WHAT TO PRODUCE: Transcribe nothing but the lines from the one with "What does this" to the end of the entries, both included, keeping each exact and leaving every picture out.

EXTRACTED ENTRIES:

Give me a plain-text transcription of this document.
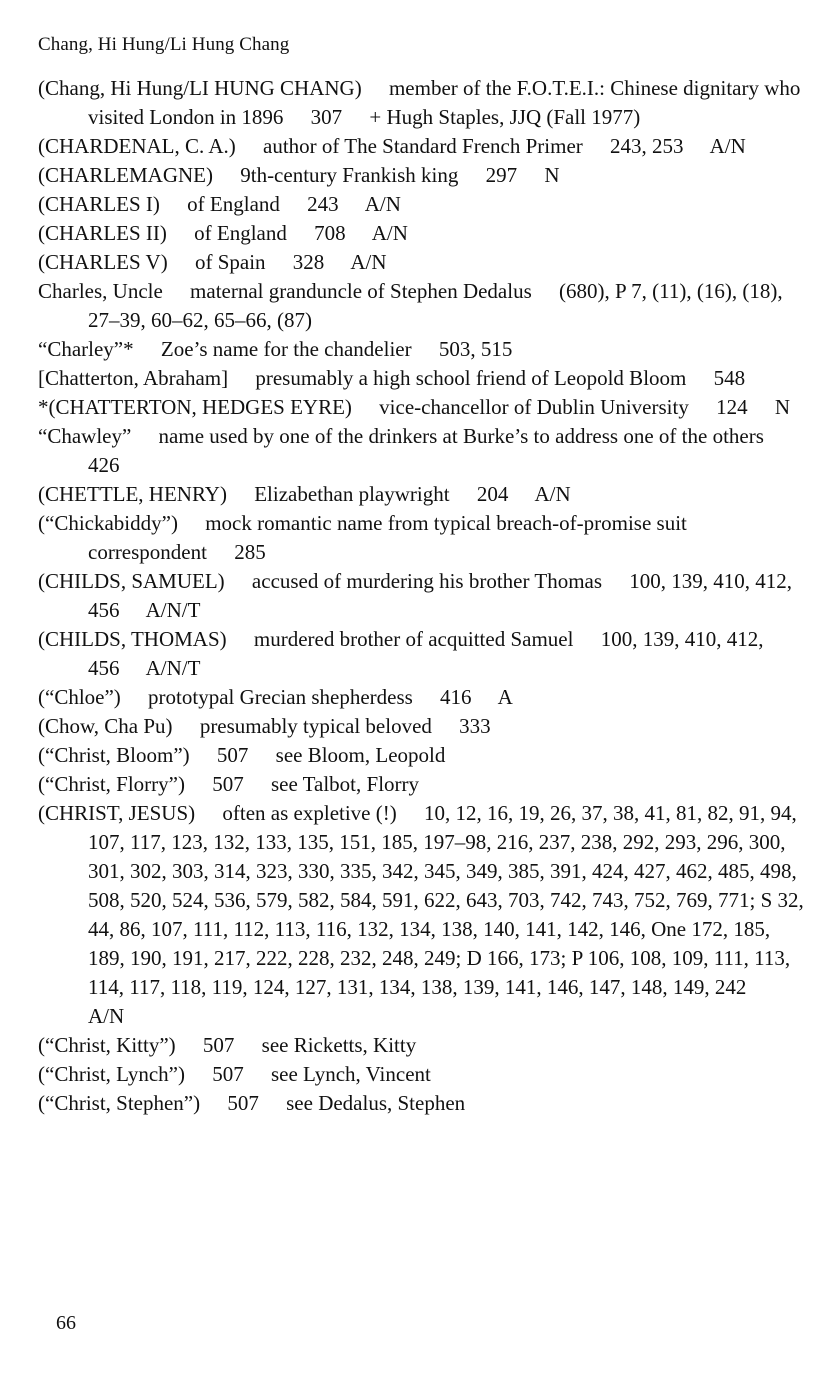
Chang, Hi Hung/Li Hung Chang

(Chang, Hi Hung/LI HUNG CHANG) member of the F.O.T.E.I.: Chinese dignitary who visited London in 1896 307 + Hugh Staples, JJQ (Fall 1977)

(CHARDENAL, C. A.) author of The Standard French Primer 243, 253 A/N

(CHARLEMAGNE) 9th-century Frankish king 297 N

(CHARLES I) of England 243 A/N

(CHARLES II) of England 708 A/N

(CHARLES V) of Spain 328 A/N

Charles, Uncle maternal granduncle of Stephen Dedalus (680), P 7, (11), (16), (18), 27–39, 60–62, 65–66, (87)

“Charley”* Zoe’s name for the chandelier 503, 515

[Chatterton, Abraham] presumably a high school friend of Leopold Bloom 548

*(CHATTERTON, HEDGES EYRE) vice-chancellor of Dublin University 124 N

“Chawley” name used by one of the drinkers at Burke’s to address one of the others 426

(CHETTLE, HENRY) Elizabethan playwright 204 A/N

(“Chickabiddy”) mock romantic name from typical breach-of-promise suit correspondent 285

(CHILDS, SAMUEL) accused of murdering his brother Thomas 100, 139, 410, 412, 456 A/N/T

(CHILDS, THOMAS) murdered brother of acquitted Samuel 100, 139, 410, 412, 456 A/N/T

(“Chloe”) prototypal Grecian shepherdess 416 A

(Chow, Cha Pu) presumably typical beloved 333

(“Christ, Bloom”) 507 see Bloom, Leopold

(“Christ, Florry”) 507 see Talbot, Florry

(CHRIST, JESUS) often as expletive (!) 10, 12, 16, 19, 26, 37, 38, 41, 81, 82, 91, 94, 107, 117, 123, 132, 133, 135, 151, 185, 197–98, 216, 237, 238, 292, 293, 296, 300, 301, 302, 303, 314, 323, 330, 335, 342, 345, 349, 385, 391, 424, 427, 462, 485, 498, 508, 520, 524, 536, 579, 582, 584, 591, 622, 643, 703, 742, 743, 752, 769, 771; S 32, 44, 86, 107, 111, 112, 113, 116, 132, 134, 138, 140, 141, 142, 146, One 172, 185, 189, 190, 191, 217, 222, 228, 232, 248, 249; D 166, 173; P 106, 108, 109, 111, 113, 114, 117, 118, 119, 124, 127, 131, 134, 138, 139, 141, 146, 147, 148, 149, 242 A/N

(“Christ, Kitty”) 507 see Ricketts, Kitty

(“Christ, Lynch”) 507 see Lynch, Vincent

(“Christ, Stephen”) 507 see Dedalus, Stephen

66
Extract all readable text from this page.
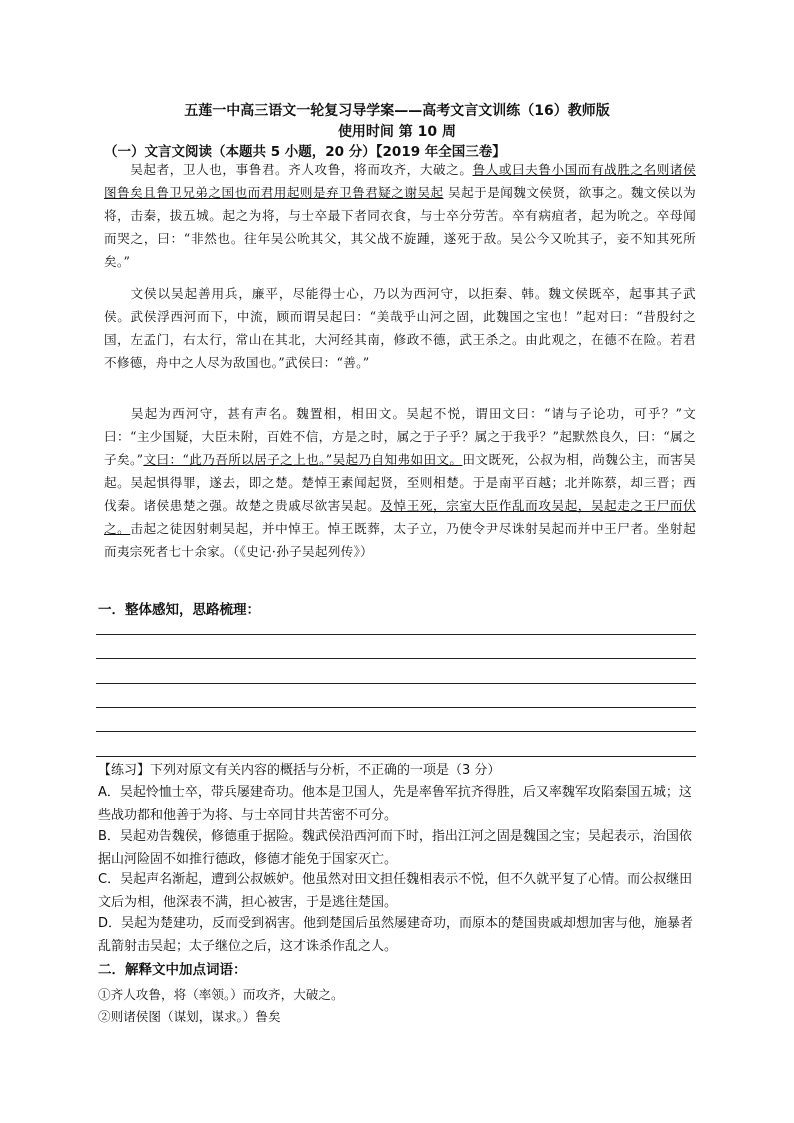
五莲一中高三语文一轮复习导学案——高考文言文训练（16）教师版
使用时间 第 10 周
（一）文言文阅读（本题共 5 小题，20 分）【2019 年全国三卷】
吴起者，卫人也，事鲁君。齐人攻鲁，将而攻齐，大破之。鲁人或曰夫鲁小国而有战胜之名则诸侯图鲁矣且鲁卫兄弟之国也而君用起则是弃卫鲁君疑之谢吴起 吴起于是闻魏文侯贤，欲事之。魏文侯以为将，击秦，拔五城。起之为将，与士卒最下者同衣食，与士卒分劳苦。卒有病疽者，起为吮之。卒母闻而哭之，曰：“非然也。往年吴公吮其父，其父战不旋踵，遂死于敌。吴公今又吮其子，妾不知其死所矣。”
文侯以吴起善用兵，廉平，尽能得士心，乃以为西河守，以拒秦、韩。魏文侯既卒，起事其子武侯。武侯浮西河而下，中流，顾而谓吴起曰：“美哉乎山河之固，此魏国之宝也！”起对曰：“昔殷纣之国，左孟门，右太行，常山在其北，大河经其南，修政不德，武王杀之。由此观之，在德不在险。若君不修德，舟中之人尽为敌国也。”武侯曰：“善。”
吴起为西河守，甚有声名。魏置相，相田文。吴起不悦，谓田文曰：“请与子论功，可乎？”文曰：“主少国疑，大臣未附，百姓不信，方是之时，属之于子乎？属之于我乎？”起默然良久，曰：“属之子矣。”文曰：“此乃吾所以居子之上也。”吴起乃自知弗如田文。田文既死，公叔为相，尚魏公主，而害吴起。吴起惧得罪，遂去，即之楚。楚悼王素闻起贤，至则相楚。于是南平百越；北并陈蔡，却三晋；西伐秦。诸侯患楚之强。故楚之贵戚尽欲害吴起。及悼王死，宗室大臣作乱而攻吴起，吴起走之王尸而伏之。击起之徒因射刺吴起，并中悼王。悼王既葬，太子立，乃使令尹尽诛射吴起而并中王尸者。坐射起而夷宗死者七十余家。（《史记·孙子吴起列传》）
一．整体感知，思路梳理：
【练习】下列对原文有关内容的概括与分析，不正确的一项是（3 分）
A．吴起怜恤士卒，带兵屡建奇功。他本是卫国人，先是率鲁军抗齐得胜，后又率魏军攻陷秦国五城；这些战功都和他善于为将、与士卒同甘共苦密不可分。
B．吴起劝告魏侯，修德重于据险。魏武侯沿西河而下时，指出江河之固是魏国之宝；吴起表示，治国依据山河险固不如推行德政，修德才能免于国家灭亡。
C．吴起声名渐起，遭到公叔嫉妒。他虽然对田文担任魏相表示不悦，但不久就平复了心情。而公叔继田文后为相，他深表不满，担心被害，于是逃往楚国。
D．吴起为楚建功，反而受到祸害。他到楚国后虽然屡建奇功，而原本的楚国贵戚却想加害与他，施暴者乱箭射击吴起；太子继位之后，这才诛杀作乱之人。
二．解释文中加点词语：
①齐人攻鲁，将（率领。）而攻齐，大破之。
②则诸侯图（谋划，谋求。）鲁矣
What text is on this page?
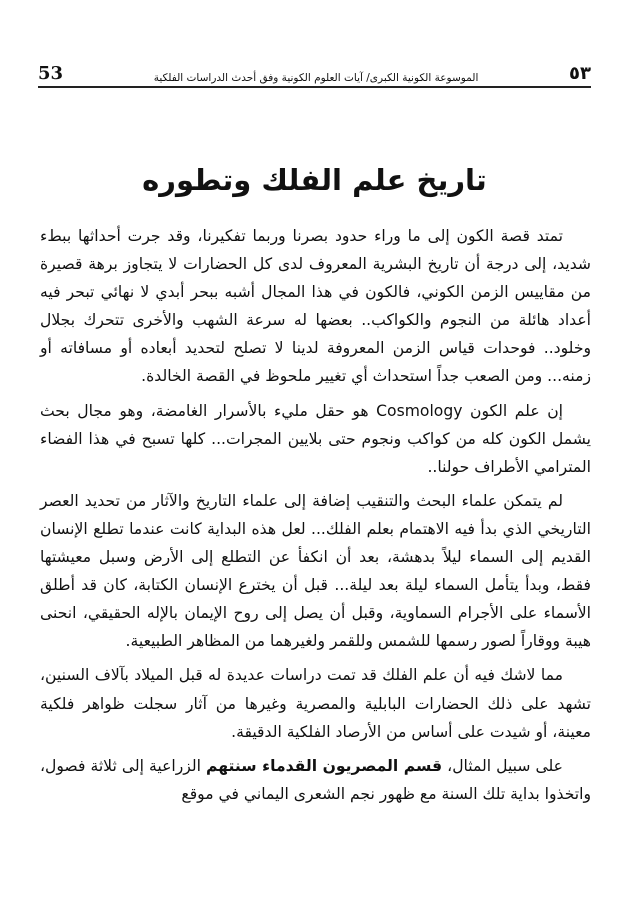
53	الموسوعة الكونية الكبرى/ آيات العلوم الكونية وفق أحدث الدراسات الفلكية	٥٣
تاريخ علم الفلك وتطوره

تمتد قصة الكون إلى ما وراء حدود بصرنا وربما تفكيرنا، وقد جرت أحداثها ببطء شديد، إلى درجة أن تاريخ البشرية المعروف لدى كل الحضارات لا يتجاوز برهة قصيرة من مقاييس الزمن الكوني، فالكون في هذا المجال أشبه ببحر أبدي لا نهائي تبحر فيه أعداد هائلة من النجوم والكواكب.. بعضها له سرعة الشهب والأخرى تتحرك بجلال وخلود.. فوحدات قياس الزمن المعروفة لدينا لا تصلح لتحديد أبعاده أو مسافاته أو زمنه... ومن الصعب جداً استحداث أي تغيير ملحوظ في القصة الخالدة.

إن علم الكون Cosmology هو حقل مليء بالأسرار الغامضة، وهو مجال بحث يشمل الكون كله من كواكب ونجوم حتى بلايين المجرات... كلها تسبح في هذا الفضاء المترامي الأطراف حولنا..

لم يتمكن علماء البحث والتنقيب إضافة إلى علماء التاريخ والآثار من تحديد العصر التاريخي الذي بدأ فيه الاهتمام بعلم الفلك... لعل هذه البداية كانت عندما تطلع الإنسان القديم إلى السماء ليلاً بدهشة، بعد أن انكفأ عن التطلع إلى الأرض وسبل معيشتها فقط، وبدأ يتأمل السماء ليلة بعد ليلة... قبل أن يخترع الإنسان الكتابة، كان قد أطلق الأسماء على الأجرام السماوية، وقبل أن يصل إلى روح الإيمان بالإله الحقيقي، انحنى هيبة ووقاراً لصور رسمها للشمس وللقمر ولغيرهما من المظاهر الطبيعية.

مما لاشك فيه أن علم الفلك قد تمت دراسات عديدة له قبل الميلاد بآلاف السنين، تشهد على ذلك الحضارات البابلية والمصرية وغيرها من آثار سجلت ظواهر فلكية معينة، أو شيدت على أساس من الأرصاد الفلكية الدقيقة.

على سبيل المثال، قسم المصريون القدماء سنتهم الزراعية إلى ثلاثة فصول، واتخذوا بداية تلك السنة مع ظهور نجم الشعرى اليماني في موقع
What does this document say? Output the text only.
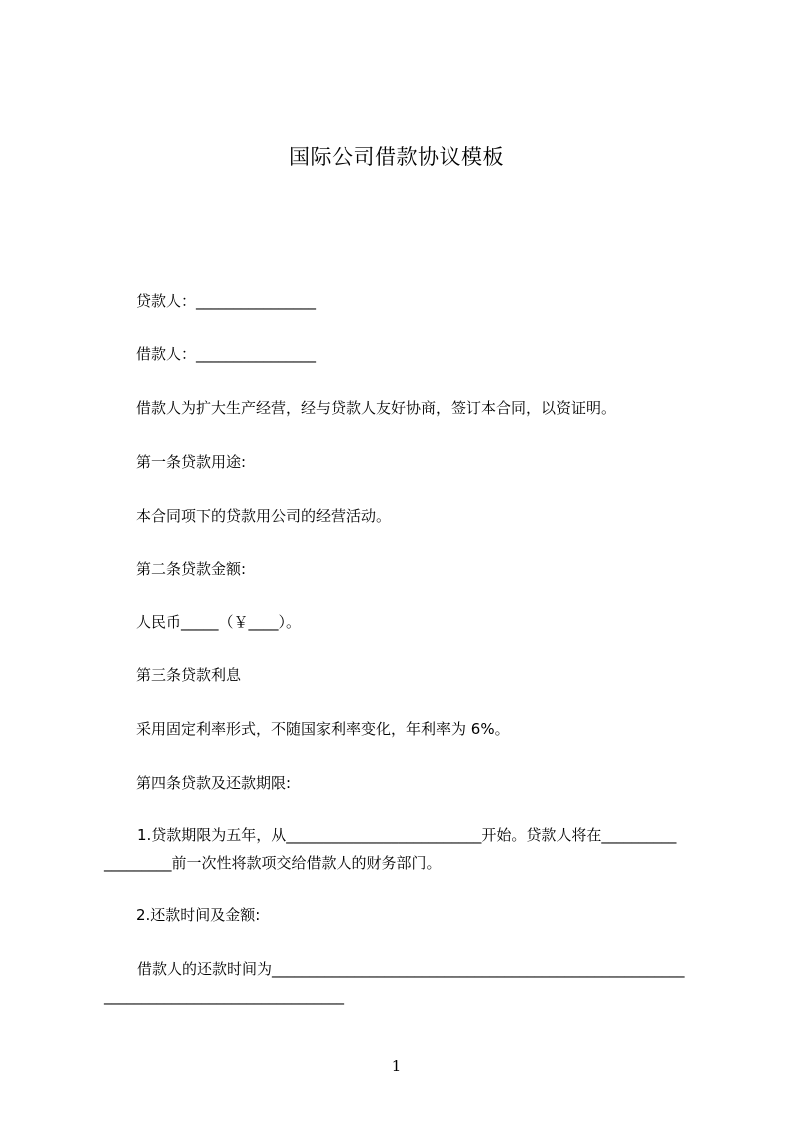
国际公司借款协议模板
贷款人：________________
借款人：________________
借款人为扩大生产经营，经与贷款人友好协商，签订本合同，以资证明。
第一条贷款用途:
本合同项下的贷款用公司的经营活动。
第二条贷款金额:
人民币_____（￥____）。
第三条贷款利息
采用固定利率形式，不随国家利率变化，年利率为 6%。
第四条贷款及还款期限:
1.贷款期限为五年，从__________________________开始。贷款人将在__________
_________前一次性将款项交给借款人的财务部门。
2.还款时间及金额:
借款人的还款时间为_______________________________________________________
________________________________
1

THE ANSWER:
What does this document say? Output the text only.
国际公司借款协议模板
贷款人：________________
借款人：________________
借款人为扩大生产经营，经与贷款人友好协商，签订本合同，以资证明。
第一条贷款用途:
本合同项下的贷款用公司的经营活动。
第二条贷款金额:
人民币_____（￥____）。
第三条贷款利息
采用固定利率形式，不随国家利率变化，年利率为 6%。
第四条贷款及还款期限:
1.贷款期限为五年，从__________________________开始。贷款人将在__________
_________前一次性将款项交给借款人的财务部门。
2.还款时间及金额:
借款人的还款时间为_______________________________________________________
________________________________
1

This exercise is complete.